== Records to process ==

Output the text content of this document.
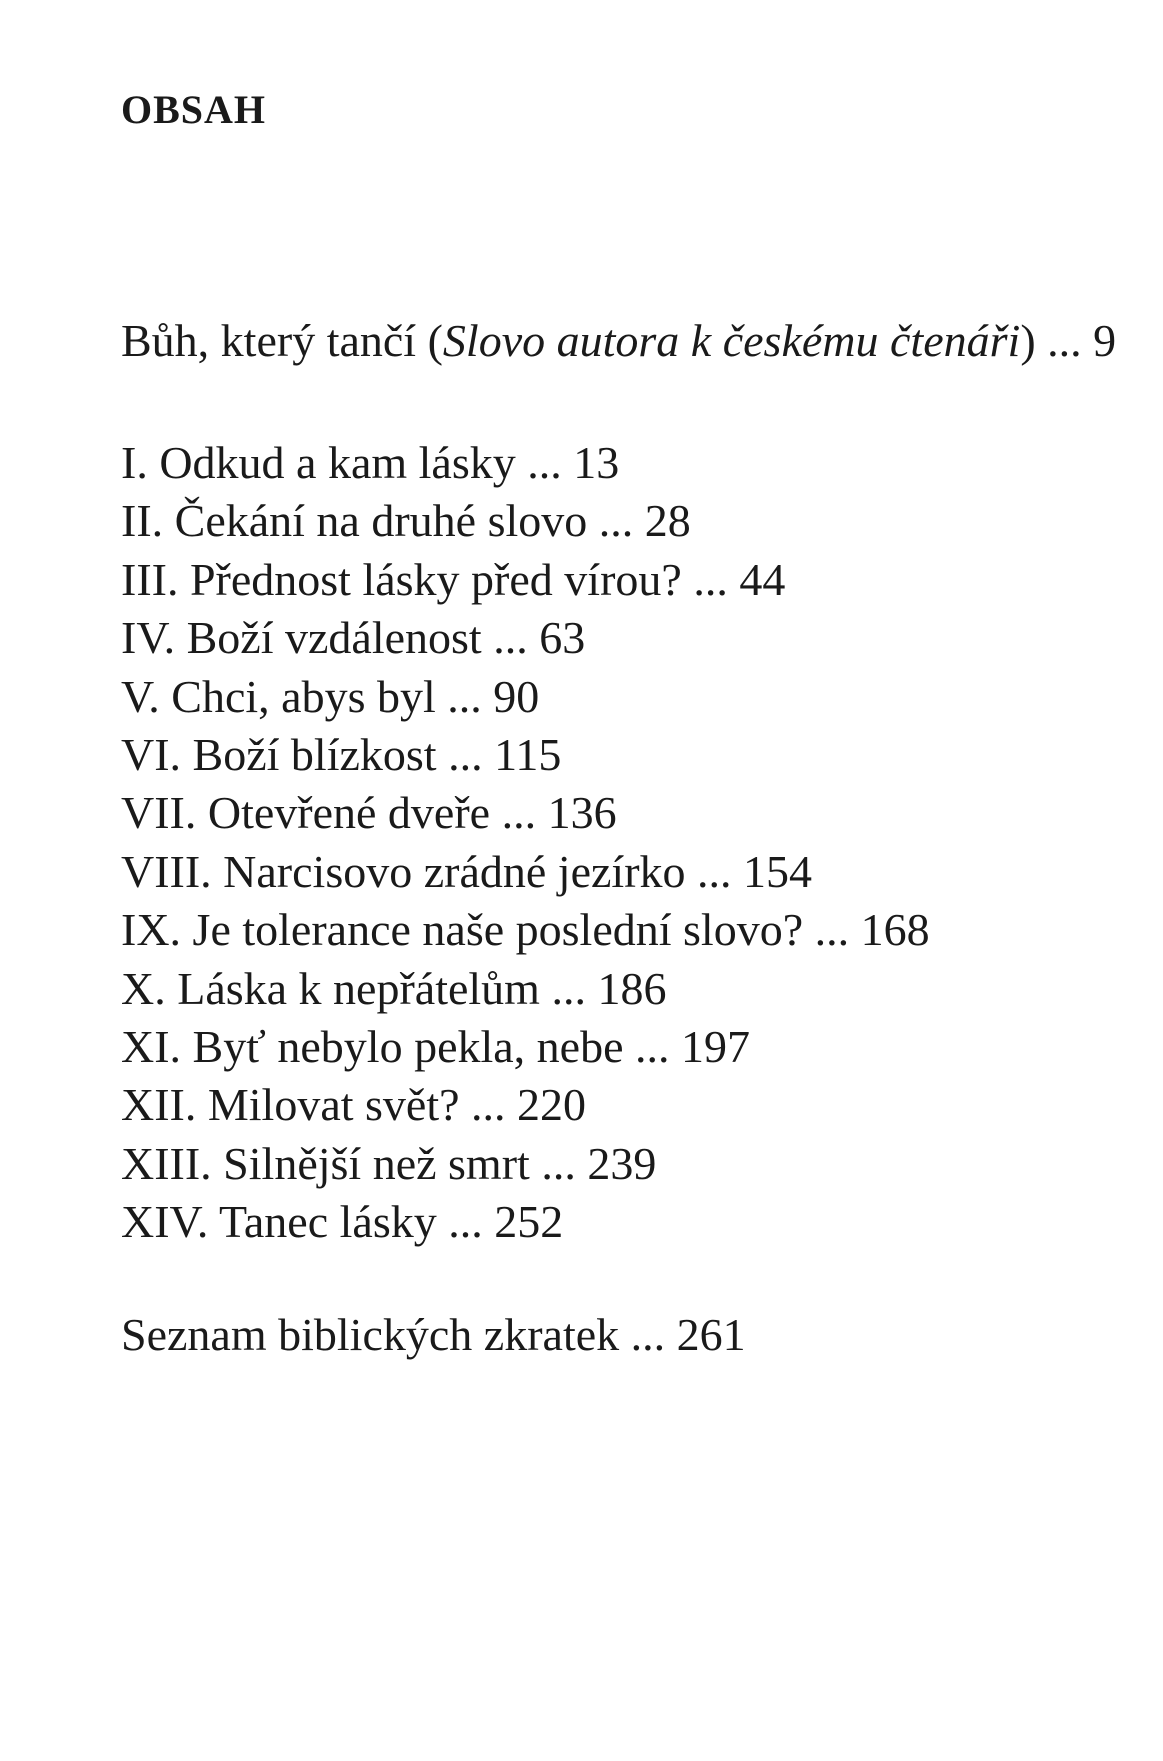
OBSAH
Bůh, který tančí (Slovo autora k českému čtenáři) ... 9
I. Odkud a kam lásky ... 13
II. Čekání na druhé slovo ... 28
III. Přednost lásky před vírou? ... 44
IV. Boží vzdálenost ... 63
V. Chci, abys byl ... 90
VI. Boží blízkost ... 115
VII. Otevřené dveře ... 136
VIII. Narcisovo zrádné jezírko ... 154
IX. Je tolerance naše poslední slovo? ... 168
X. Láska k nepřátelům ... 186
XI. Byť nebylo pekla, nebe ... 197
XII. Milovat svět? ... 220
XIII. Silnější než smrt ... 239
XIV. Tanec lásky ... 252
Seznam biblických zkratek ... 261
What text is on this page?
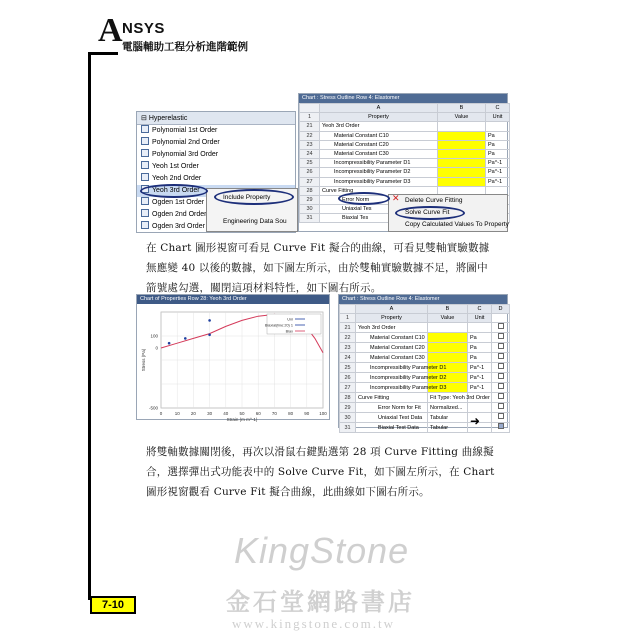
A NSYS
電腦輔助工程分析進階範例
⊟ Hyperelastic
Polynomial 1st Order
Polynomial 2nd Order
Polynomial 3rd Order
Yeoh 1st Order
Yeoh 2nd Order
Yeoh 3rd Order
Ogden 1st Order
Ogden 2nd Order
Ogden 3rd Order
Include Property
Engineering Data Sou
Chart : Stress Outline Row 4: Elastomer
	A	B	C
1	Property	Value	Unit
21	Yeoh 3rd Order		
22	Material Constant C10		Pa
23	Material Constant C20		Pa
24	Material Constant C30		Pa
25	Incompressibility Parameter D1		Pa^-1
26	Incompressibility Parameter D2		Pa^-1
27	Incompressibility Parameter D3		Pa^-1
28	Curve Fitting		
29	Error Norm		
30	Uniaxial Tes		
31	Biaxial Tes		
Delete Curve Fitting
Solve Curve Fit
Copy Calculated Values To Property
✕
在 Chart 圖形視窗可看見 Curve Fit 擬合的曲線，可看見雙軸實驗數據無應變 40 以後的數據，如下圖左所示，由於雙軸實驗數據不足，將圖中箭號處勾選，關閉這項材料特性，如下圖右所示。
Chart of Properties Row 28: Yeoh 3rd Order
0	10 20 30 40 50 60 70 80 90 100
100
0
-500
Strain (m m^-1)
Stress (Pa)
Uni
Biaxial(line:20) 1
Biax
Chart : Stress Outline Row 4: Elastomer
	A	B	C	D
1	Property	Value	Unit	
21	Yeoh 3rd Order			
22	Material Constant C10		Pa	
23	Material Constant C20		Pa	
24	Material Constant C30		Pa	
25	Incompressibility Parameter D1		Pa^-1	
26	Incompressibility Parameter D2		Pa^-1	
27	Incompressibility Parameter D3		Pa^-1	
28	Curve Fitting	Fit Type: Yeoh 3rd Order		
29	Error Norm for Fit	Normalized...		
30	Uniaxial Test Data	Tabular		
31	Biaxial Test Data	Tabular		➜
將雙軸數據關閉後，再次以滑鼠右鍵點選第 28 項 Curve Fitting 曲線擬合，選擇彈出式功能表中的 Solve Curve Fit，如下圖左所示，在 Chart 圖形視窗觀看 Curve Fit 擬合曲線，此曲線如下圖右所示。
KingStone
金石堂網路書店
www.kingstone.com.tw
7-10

===

- Aim of the exercise -
Copy out the lines in which the string "Boží" appears.

- The reply -
IV. Boží vzdálenost ... 63
VI. Boží blízkost ... 115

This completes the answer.